TO BE DONE: Your task is to transcribe all the entries exactly, excluding pictures.

[Start DATA EXCERPTS]

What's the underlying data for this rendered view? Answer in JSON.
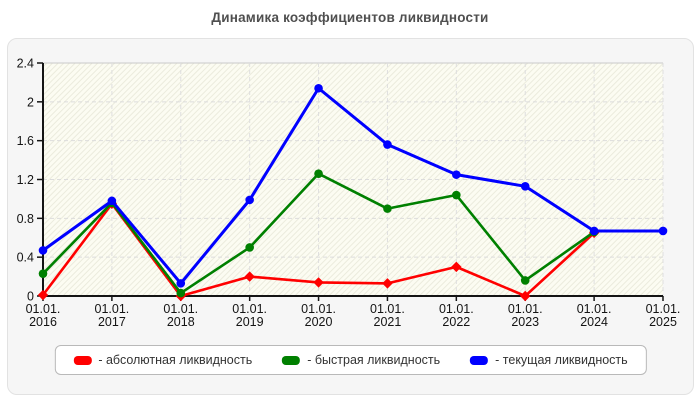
{
  "chart_data": {
    "type": "line",
    "title": "Динамика коэффициентов ликвидности",
    "x_labels": [
      {
        "l1": "01.01.",
        "l2": "2016"
      },
      {
        "l1": "01.01.",
        "l2": "2017"
      },
      {
        "l1": "01.01.",
        "l2": "2018"
      },
      {
        "l1": "01.01.",
        "l2": "2019"
      },
      {
        "l1": "01.01.",
        "l2": "2020"
      },
      {
        "l1": "01.01.",
        "l2": "2021"
      },
      {
        "l1": "01.01.",
        "l2": "2022"
      },
      {
        "l1": "01.01.",
        "l2": "2023"
      },
      {
        "l1": "01.01.",
        "l2": "2024"
      },
      {
        "l1": "01.01.",
        "l2": "2025"
      }
    ],
    "y_tick_labels": [
      "0",
      "0.4",
      "0.8",
      "1.2",
      "1.6",
      "2",
      "2.4"
    ],
    "ylim": [
      0,
      2.4
    ],
    "grid": true,
    "legend_position": "bottom",
    "series": [
      {
        "key": "absolute-liquidity",
        "name": "абсолютная ликвидность",
        "legend_label": "- абсолютная ликвидность",
        "color": "#ff0000",
        "marker": "diamond",
        "values": [
          0.01,
          0.95,
          0.0,
          0.2,
          0.14,
          0.13,
          0.3,
          0.0,
          0.65,
          null
        ]
      },
      {
        "key": "quick-liquidity",
        "name": "быстрая ликвидность",
        "legend_label": "- быстрая ликвидность",
        "color": "#008000",
        "marker": "circle",
        "values": [
          0.23,
          0.96,
          0.03,
          0.5,
          1.26,
          0.9,
          1.04,
          0.16,
          0.66,
          null
        ]
      },
      {
        "key": "current-liquidity",
        "name": "текущая ликвидность",
        "legend_label": "- текущая ликвидность",
        "color": "#0000ff",
        "marker": "circle",
        "values": [
          0.47,
          0.98,
          0.13,
          0.99,
          2.14,
          1.56,
          1.25,
          1.13,
          0.67,
          0.67
        ]
      }
    ]
  }
}
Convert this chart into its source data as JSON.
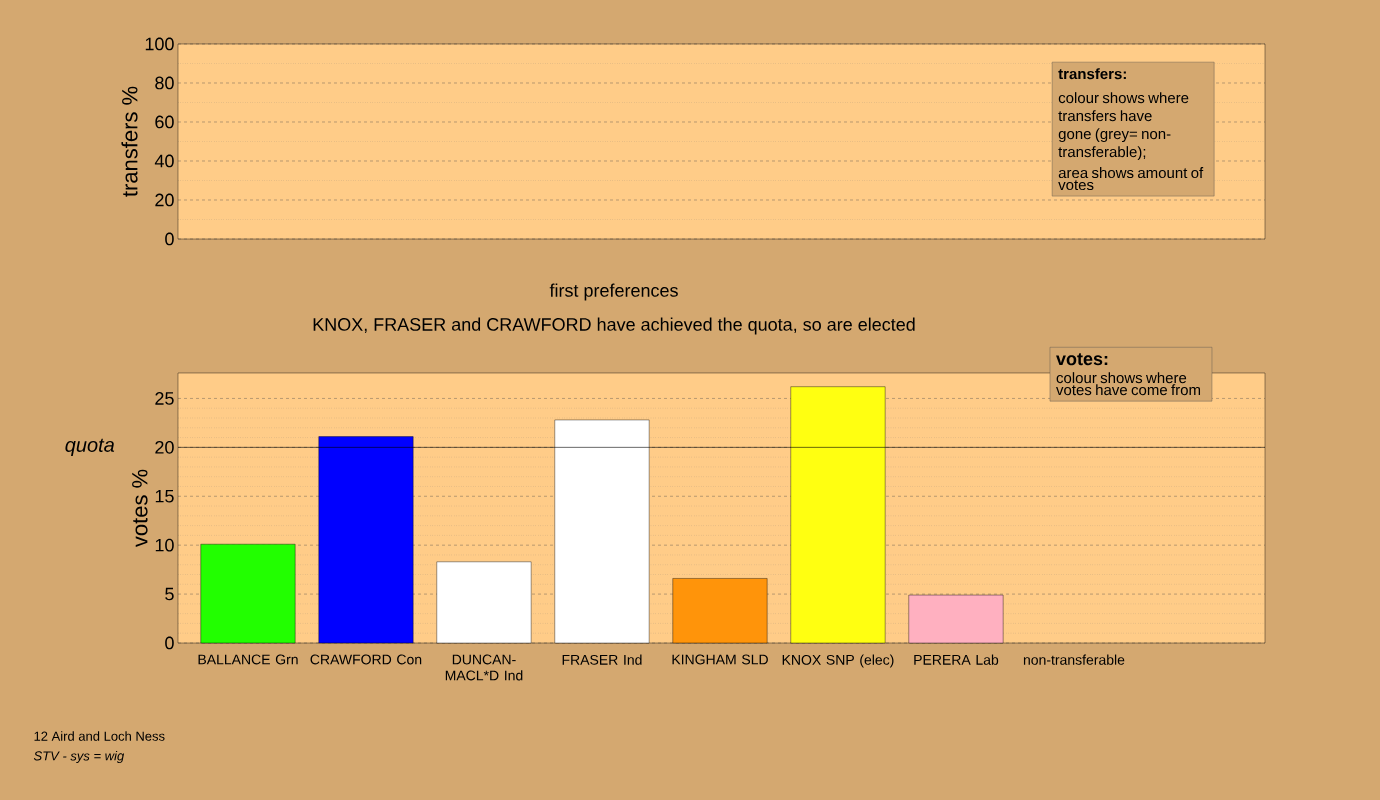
{
  "chart_data": [
    {
      "type": "bar",
      "ylabel": "transfers %",
      "categories": [
        null,
        null,
        null,
        null,
        null,
        null,
        null,
        null
      ],
      "values": [
        null,
        null,
        null,
        null,
        null,
        null,
        null,
        null
      ],
      "ylim": [
        0,
        100
      ],
      "yticks": [
        0,
        20,
        40,
        60,
        80,
        100
      ],
      "grid": "y",
      "tick_labels": "y",
      "annotations": [
        "transfers:",
        "colour shows where transfers have gone (grey= non-transferable);",
        "area shows amount of votes"
      ]
    },
    {
      "type": "bar",
      "title": "first preferences",
      "subtitle": "KNOX, FRASER and CRAWFORD have achieved the quota, so are elected",
      "ylabel": "votes %",
      "categories": [
        "BALLANCE Grn",
        "CRAWFORD Con",
        "DUNCAN-MACL*D Ind",
        "FRASER Ind",
        "KINGHAM SLD",
        "KNOX SNP (elec)",
        "PERERA Lab",
        "non-transferable"
      ],
      "values": [
        10.1,
        21.1,
        8.3,
        22.8,
        6.6,
        26.2,
        4.9,
        null
      ],
      "colors": [
        "#22ff00",
        "#0000ff",
        "#ffffff",
        "#ffffff",
        "#ff940a",
        "#ffff11",
        "#ffb0c0",
        "#808080"
      ],
      "ylim": [
        0,
        27.6
      ],
      "yticks": [
        0,
        5,
        10,
        15,
        20,
        25
      ],
      "grid": "y",
      "ref_lines": [
        {
          "axis": "y",
          "value": 20,
          "label": "quota"
        }
      ],
      "annotations": [
        "votes:",
        "colour shows where votes have come from",
        "12 Aird and Loch Ness",
        "STV - sys = wig"
      ]
    }
  ]
}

[End DATA EXCERPTS]

EXPECTED ANSWER:
What's the underlying data for this rendered view? Answer in JSON.
{
  "chart_data": {
    "type": "line",
    "title": "Динамика коэффициентов ликвидности",
    "x_labels": [
      {
        "l1": "01.01.",
        "l2": "2016"
      },
      {
        "l1": "01.01.",
        "l2": "2017"
      },
      {
        "l1": "01.01.",
        "l2": "2018"
      },
      {
        "l1": "01.01.",
        "l2": "2019"
      },
      {
        "l1": "01.01.",
        "l2": "2020"
      },
      {
        "l1": "01.01.",
        "l2": "2021"
      },
      {
        "l1": "01.01.",
        "l2": "2022"
      },
      {
        "l1": "01.01.",
        "l2": "2023"
      },
      {
        "l1": "01.01.",
        "l2": "2024"
      },
      {
        "l1": "01.01.",
        "l2": "2025"
      }
    ],
    "y_tick_labels": [
      "0",
      "0.4",
      "0.8",
      "1.2",
      "1.6",
      "2",
      "2.4"
    ],
    "ylim": [
      0,
      2.4
    ],
    "grid": true,
    "legend_position": "bottom",
    "series": [
      {
        "key": "absolute-liquidity",
        "name": "абсолютная ликвидность",
        "legend_label": "- абсолютная ликвидность",
        "color": "#ff0000",
        "marker": "diamond",
        "values": [
          0.01,
          0.95,
          0.0,
          0.2,
          0.14,
          0.13,
          0.3,
          0.0,
          0.65,
          null
        ]
      },
      {
        "key": "quick-liquidity",
        "name": "быстрая ликвидность",
        "legend_label": "- быстрая ликвидность",
        "color": "#008000",
        "marker": "circle",
        "values": [
          0.23,
          0.96,
          0.03,
          0.5,
          1.26,
          0.9,
          1.04,
          0.16,
          0.66,
          null
        ]
      },
      {
        "key": "current-liquidity",
        "name": "текущая ликвидность",
        "legend_label": "- текущая ликвидность",
        "color": "#0000ff",
        "marker": "circle",
        "values": [
          0.47,
          0.98,
          0.13,
          0.99,
          2.14,
          1.56,
          1.25,
          1.13,
          0.67,
          0.67
        ]
      }
    ]
  }
}
Convert this chart into its source data as JSON.
{
  "chart_data": [
    {
      "type": "bar",
      "ylabel": "transfers %",
      "categories": [
        null,
        null,
        null,
        null,
        null,
        null,
        null,
        null
      ],
      "values": [
        null,
        null,
        null,
        null,
        null,
        null,
        null,
        null
      ],
      "ylim": [
        0,
        100
      ],
      "yticks": [
        0,
        20,
        40,
        60,
        80,
        100
      ],
      "grid": "y",
      "tick_labels": "y",
      "annotations": [
        "transfers:",
        "colour shows where transfers have gone (grey= non-transferable);",
        "area shows amount of votes"
      ]
    },
    {
      "type": "bar",
      "title": "first preferences",
      "subtitle": "KNOX, FRASER and CRAWFORD have achieved the quota, so are elected",
      "ylabel": "votes %",
      "categories": [
        "BALLANCE Grn",
        "CRAWFORD Con",
        "DUNCAN-MACL*D Ind",
        "FRASER Ind",
        "KINGHAM SLD",
        "KNOX SNP (elec)",
        "PERERA Lab",
        "non-transferable"
      ],
      "values": [
        10.1,
        21.1,
        8.3,
        22.8,
        6.6,
        26.2,
        4.9,
        null
      ],
      "colors": [
        "#22ff00",
        "#0000ff",
        "#ffffff",
        "#ffffff",
        "#ff940a",
        "#ffff11",
        "#ffb0c0",
        "#808080"
      ],
      "ylim": [
        0,
        27.6
      ],
      "yticks": [
        0,
        5,
        10,
        15,
        20,
        25
      ],
      "grid": "y",
      "ref_lines": [
        {
          "axis": "y",
          "value": 20,
          "label": "quota"
        }
      ],
      "annotations": [
        "votes:",
        "colour shows where votes have come from",
        "12 Aird and Loch Ness",
        "STV - sys = wig"
      ]
    }
  ]
}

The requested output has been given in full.